**Your objective**
Restate all the material verbatim, except for the pictures.

**Raw records**
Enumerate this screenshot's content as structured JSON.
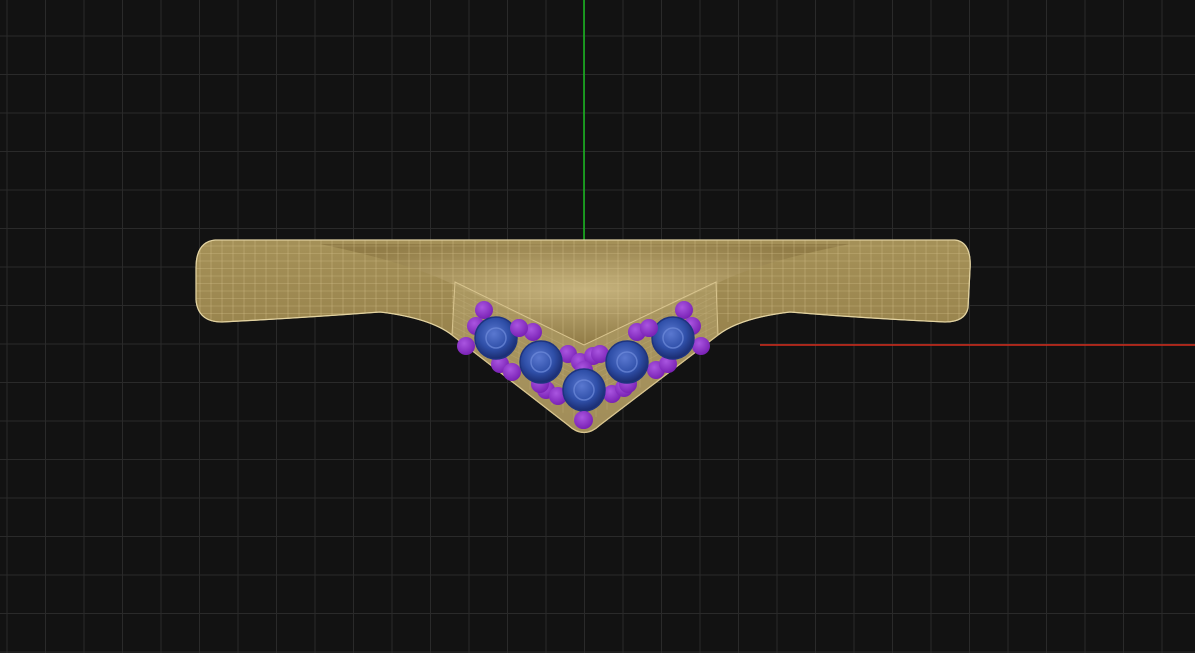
{
  "viewport": {
    "background_color": "#121212",
    "grid_color": "#2a2a2a",
    "x_axis_color": "#d42a1a",
    "y_axis_color": "#18c820"
  },
  "model": {
    "name": "",
    "object": "chevron-ring-wireframe",
    "metal_color": "#9a8550",
    "wire_color": "#d8c48e",
    "inner_surface_color": "#b4a26e"
  },
  "stones": {
    "main_stone_color": "#2f4fa8",
    "main_stone_rim": "#1e3480",
    "main_stone_count": 5,
    "accent_stone_color": "#8a2fc4",
    "accent_stone_count": 26
  }
}
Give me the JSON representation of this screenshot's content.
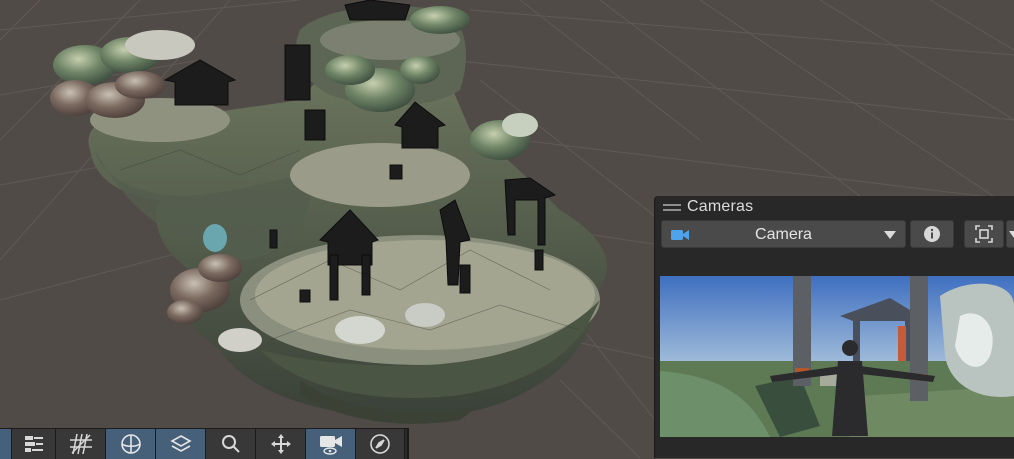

**Result below**
Enumerate this screenshot's content as structured JSON.
{
  "viewport": {
    "background_color": "#121212",
    "grid_color": "#2a2a2a",
    "x_axis_color": "#d42a1a",
    "y_axis_color": "#18c820"
  },
  "model": {
    "name": "",
    "object": "chevron-ring-wireframe",
    "metal_color": "#9a8550",
    "wire_color": "#d8c48e",
    "inner_surface_color": "#b4a26e"
  },
  "stones": {
    "main_stone_color": "#2f4fa8",
    "main_stone_rim": "#1e3480",
    "main_stone_count": 5,
    "accent_stone_color": "#8a2fc4",
    "accent_stone_count": 26
  }
}
Give me the JSON representation of this screenshot's content.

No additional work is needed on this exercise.